Instructions for the task >>
Output every line below without omitting or altering anything.
-- BEGIN Data supplied --
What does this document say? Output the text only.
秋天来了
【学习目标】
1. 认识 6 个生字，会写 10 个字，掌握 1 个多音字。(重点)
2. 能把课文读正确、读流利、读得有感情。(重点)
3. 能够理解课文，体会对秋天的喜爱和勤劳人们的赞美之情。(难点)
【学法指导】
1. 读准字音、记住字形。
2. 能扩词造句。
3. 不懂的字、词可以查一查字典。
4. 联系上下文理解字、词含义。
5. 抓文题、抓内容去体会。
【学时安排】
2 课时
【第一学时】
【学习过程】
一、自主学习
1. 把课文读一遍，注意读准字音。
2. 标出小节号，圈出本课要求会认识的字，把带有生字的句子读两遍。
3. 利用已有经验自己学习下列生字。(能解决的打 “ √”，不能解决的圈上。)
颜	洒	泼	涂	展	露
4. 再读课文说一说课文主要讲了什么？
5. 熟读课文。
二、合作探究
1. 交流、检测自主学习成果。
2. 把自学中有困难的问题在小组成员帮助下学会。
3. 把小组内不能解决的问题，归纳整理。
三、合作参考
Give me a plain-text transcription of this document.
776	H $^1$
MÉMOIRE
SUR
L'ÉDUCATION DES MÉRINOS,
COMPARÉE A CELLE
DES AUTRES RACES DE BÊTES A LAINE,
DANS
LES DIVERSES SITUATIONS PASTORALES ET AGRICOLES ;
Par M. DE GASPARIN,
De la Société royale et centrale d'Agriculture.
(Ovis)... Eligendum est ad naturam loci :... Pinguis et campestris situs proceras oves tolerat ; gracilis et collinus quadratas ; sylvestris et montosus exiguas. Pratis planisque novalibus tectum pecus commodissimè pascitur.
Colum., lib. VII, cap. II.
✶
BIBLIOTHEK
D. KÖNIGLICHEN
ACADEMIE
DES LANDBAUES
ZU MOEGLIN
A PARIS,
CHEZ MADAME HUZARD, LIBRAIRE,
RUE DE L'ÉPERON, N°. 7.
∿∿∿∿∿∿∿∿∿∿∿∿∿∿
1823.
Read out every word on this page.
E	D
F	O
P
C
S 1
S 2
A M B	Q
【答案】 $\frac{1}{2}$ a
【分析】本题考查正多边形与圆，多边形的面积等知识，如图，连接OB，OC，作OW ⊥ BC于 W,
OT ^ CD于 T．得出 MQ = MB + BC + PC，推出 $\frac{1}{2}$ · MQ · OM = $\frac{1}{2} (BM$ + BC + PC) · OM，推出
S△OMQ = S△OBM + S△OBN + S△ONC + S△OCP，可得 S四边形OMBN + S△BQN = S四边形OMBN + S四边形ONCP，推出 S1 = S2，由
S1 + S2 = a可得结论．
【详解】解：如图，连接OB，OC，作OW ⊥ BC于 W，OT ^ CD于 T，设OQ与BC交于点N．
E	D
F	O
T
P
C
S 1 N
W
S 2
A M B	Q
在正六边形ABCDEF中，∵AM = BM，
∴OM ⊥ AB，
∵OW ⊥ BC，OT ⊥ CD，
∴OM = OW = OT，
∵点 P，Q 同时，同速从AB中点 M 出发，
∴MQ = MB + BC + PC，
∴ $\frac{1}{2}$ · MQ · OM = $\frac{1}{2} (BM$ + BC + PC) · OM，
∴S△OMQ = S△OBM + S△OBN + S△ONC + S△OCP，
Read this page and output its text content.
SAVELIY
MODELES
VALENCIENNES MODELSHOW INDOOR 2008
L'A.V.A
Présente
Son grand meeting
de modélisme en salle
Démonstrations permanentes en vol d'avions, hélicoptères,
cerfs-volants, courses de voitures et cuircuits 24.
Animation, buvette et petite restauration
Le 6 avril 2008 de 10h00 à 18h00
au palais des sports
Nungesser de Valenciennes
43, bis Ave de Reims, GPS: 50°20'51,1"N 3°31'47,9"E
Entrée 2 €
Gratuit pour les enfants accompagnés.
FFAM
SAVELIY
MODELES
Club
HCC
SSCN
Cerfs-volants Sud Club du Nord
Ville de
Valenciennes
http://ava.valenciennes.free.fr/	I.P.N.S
-- END Data supplied --
Finished task >>
What does this document say? Output the text only.
秋天来了
【学习目标】
1. 认识 6 个生字，会写 10 个字，掌握 1 个多音字。(重点)
2. 能把课文读正确、读流利、读得有感情。(重点)
3. 能够理解课文，体会对秋天的喜爱和勤劳人们的赞美之情。(难点)
【学法指导】
1. 读准字音、记住字形。
2. 能扩词造句。
3. 不懂的字、词可以查一查字典。
4. 联系上下文理解字、词含义。
5. 抓文题、抓内容去体会。
【学时安排】
2 课时
【第一学时】
【学习过程】
一、自主学习
1. 把课文读一遍，注意读准字音。
2. 标出小节号，圈出本课要求会认识的字，把带有生字的句子读两遍。
3. 利用已有经验自己学习下列生字。(能解决的打 “ √”，不能解决的圈上。)
颜	洒	泼	涂	展	露
4. 再读课文说一说课文主要讲了什么？
5. 熟读课文。
二、合作探究
1. 交流、检测自主学习成果。
2. 把自学中有困难的问题在小组成员帮助下学会。
3. 把小组内不能解决的问题，归纳整理。
三、合作参考
Give me a plain-text transcription of this document.
776	H $^1$
MÉMOIRE
SUR
L'ÉDUCATION DES MÉRINOS,
COMPARÉE A CELLE
DES AUTRES RACES DE BÊTES A LAINE,
DANS
LES DIVERSES SITUATIONS PASTORALES ET AGRICOLES ;
Par M. DE GASPARIN,
De la Société royale et centrale d'Agriculture.
(Ovis)... Eligendum est ad naturam loci :... Pinguis et campestris situs proceras oves tolerat ; gracilis et collinus quadratas ; sylvestris et montosus exiguas. Pratis planisque novalibus tectum pecus commodissimè pascitur.
Colum., lib. VII, cap. II.
✶
BIBLIOTHEK
D. KÖNIGLICHEN
ACADEMIE
DES LANDBAUES
ZU MOEGLIN
A PARIS,
CHEZ MADAME HUZARD, LIBRAIRE,
RUE DE L'ÉPERON, N°. 7.
∿∿∿∿∿∿∿∿∿∿∿∿∿∿
1823.
Read out every word on this page.
E	D
F	O
P
C
S 1
S 2
A M B	Q
【答案】 $\frac{1}{2}$ a
【分析】本题考查正多边形与圆，多边形的面积等知识，如图，连接OB，OC，作OW ⊥ BC于 W,
OT ^ CD于 T．得出 MQ = MB + BC + PC，推出 $\frac{1}{2}$ · MQ · OM = $\frac{1}{2} (BM$ + BC + PC) · OM，推出
S△OMQ = S△OBM + S△OBN + S△ONC + S△OCP，可得 S四边形OMBN + S△BQN = S四边形OMBN + S四边形ONCP，推出 S1 = S2，由
S1 + S2 = a可得结论．
【详解】解：如图，连接OB，OC，作OW ⊥ BC于 W，OT ^ CD于 T，设OQ与BC交于点N．
E	D
F	O
T
P
C
S 1 N
W
S 2
A M B	Q
在正六边形ABCDEF中，∵AM = BM，
∴OM ⊥ AB，
∵OW ⊥ BC，OT ⊥ CD，
∴OM = OW = OT，
∵点 P，Q 同时，同速从AB中点 M 出发，
∴MQ = MB + BC + PC，
∴ $\frac{1}{2}$ · MQ · OM = $\frac{1}{2} (BM$ + BC + PC) · OM，
∴S△OMQ = S△OBM + S△OBN + S△ONC + S△OCP，
Read this page and output its text content.
SAVELIY
MODELES
VALENCIENNES MODELSHOW INDOOR 2008
L'A.V.A
Présente
Son grand meeting
de modélisme en salle
Démonstrations permanentes en vol d'avions, hélicoptères,
cerfs-volants, courses de voitures et cuircuits 24.
Animation, buvette et petite restauration
Le 6 avril 2008 de 10h00 à 18h00
au palais des sports
Nungesser de Valenciennes
43, bis Ave de Reims, GPS: 50°20'51,1"N 3°31'47,9"E
Entrée 2 €
Gratuit pour les enfants accompagnés.
FFAM
SAVELIY
MODELES
Club
HCC
SSCN
Cerfs-volants Sud Club du Nord
Ville de
Valenciennes
http://ava.valenciennes.free.fr/	I.P.N.S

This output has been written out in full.